> The task: Please restate the following records word for word.

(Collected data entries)
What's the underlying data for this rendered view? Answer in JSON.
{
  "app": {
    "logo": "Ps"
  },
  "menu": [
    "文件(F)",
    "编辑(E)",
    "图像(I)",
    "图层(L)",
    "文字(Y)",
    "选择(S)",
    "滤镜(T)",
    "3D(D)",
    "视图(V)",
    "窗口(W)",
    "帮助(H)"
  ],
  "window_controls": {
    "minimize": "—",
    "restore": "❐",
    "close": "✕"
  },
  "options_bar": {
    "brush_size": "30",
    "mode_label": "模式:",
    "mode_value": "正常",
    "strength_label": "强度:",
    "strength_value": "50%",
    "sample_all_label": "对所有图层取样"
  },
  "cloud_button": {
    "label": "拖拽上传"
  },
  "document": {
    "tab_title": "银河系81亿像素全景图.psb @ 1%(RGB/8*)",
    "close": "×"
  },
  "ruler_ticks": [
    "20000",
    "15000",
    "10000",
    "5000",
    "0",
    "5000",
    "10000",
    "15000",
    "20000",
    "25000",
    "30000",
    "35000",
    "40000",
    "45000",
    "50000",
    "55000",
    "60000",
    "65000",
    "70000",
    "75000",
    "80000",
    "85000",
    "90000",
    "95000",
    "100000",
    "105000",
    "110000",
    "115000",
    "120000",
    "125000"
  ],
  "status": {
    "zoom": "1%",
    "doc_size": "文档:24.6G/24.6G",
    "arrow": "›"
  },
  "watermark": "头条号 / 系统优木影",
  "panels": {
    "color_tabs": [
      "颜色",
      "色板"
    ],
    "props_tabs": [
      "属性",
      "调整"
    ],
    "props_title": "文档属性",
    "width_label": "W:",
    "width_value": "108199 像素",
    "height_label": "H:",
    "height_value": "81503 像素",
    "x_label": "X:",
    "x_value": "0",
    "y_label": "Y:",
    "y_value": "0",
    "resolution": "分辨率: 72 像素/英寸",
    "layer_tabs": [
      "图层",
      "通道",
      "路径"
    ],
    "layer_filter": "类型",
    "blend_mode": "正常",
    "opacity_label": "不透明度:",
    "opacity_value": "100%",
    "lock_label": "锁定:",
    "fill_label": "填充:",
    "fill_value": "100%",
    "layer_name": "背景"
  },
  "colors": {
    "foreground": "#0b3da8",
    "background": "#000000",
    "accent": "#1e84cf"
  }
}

> Task response:
What's the underlying data for this rendered view? Answer in JSON.
{
  "app": {
    "logo": "Ps"
  },
  "menu": [
    "文件(F)",
    "编辑(E)",
    "图像(I)",
    "图层(L)",
    "文字(Y)",
    "选择(S)",
    "滤镜(T)",
    "3D(D)",
    "视图(V)",
    "窗口(W)",
    "帮助(H)"
  ],
  "window_controls": {
    "minimize": "—",
    "restore": "❐",
    "close": "✕"
  },
  "options_bar": {
    "brush_size": "30",
    "mode_label": "模式:",
    "mode_value": "正常",
    "strength_label": "强度:",
    "strength_value": "50%",
    "sample_all_label": "对所有图层取样"
  },
  "cloud_button": {
    "label": "拖拽上传"
  },
  "document": {
    "tab_title": "银河系81亿像素全景图.psb @ 1%(RGB/8*)",
    "close": "×"
  },
  "ruler_ticks": [
    "20000",
    "15000",
    "10000",
    "5000",
    "0",
    "5000",
    "10000",
    "15000",
    "20000",
    "25000",
    "30000",
    "35000",
    "40000",
    "45000",
    "50000",
    "55000",
    "60000",
    "65000",
    "70000",
    "75000",
    "80000",
    "85000",
    "90000",
    "95000",
    "100000",
    "105000",
    "110000",
    "115000",
    "120000",
    "125000"
  ],
  "status": {
    "zoom": "1%",
    "doc_size": "文档:24.6G/24.6G",
    "arrow": "›"
  },
  "watermark": "头条号 / 系统优木影",
  "panels": {
    "color_tabs": [
      "颜色",
      "色板"
    ],
    "props_tabs": [
      "属性",
      "调整"
    ],
    "props_title": "文档属性",
    "width_label": "W:",
    "width_value": "108199 像素",
    "height_label": "H:",
    "height_value": "81503 像素",
    "x_label": "X:",
    "x_value": "0",
    "y_label": "Y:",
    "y_value": "0",
    "resolution": "分辨率: 72 像素/英寸",
    "layer_tabs": [
      "图层",
      "通道",
      "路径"
    ],
    "layer_filter": "类型",
    "blend_mode": "正常",
    "opacity_label": "不透明度:",
    "opacity_value": "100%",
    "lock_label": "锁定:",
    "fill_label": "填充:",
    "fill_value": "100%",
    "layer_name": "背景"
  },
  "colors": {
    "foreground": "#0b3da8",
    "background": "#000000",
    "accent": "#1e84cf"
  }
}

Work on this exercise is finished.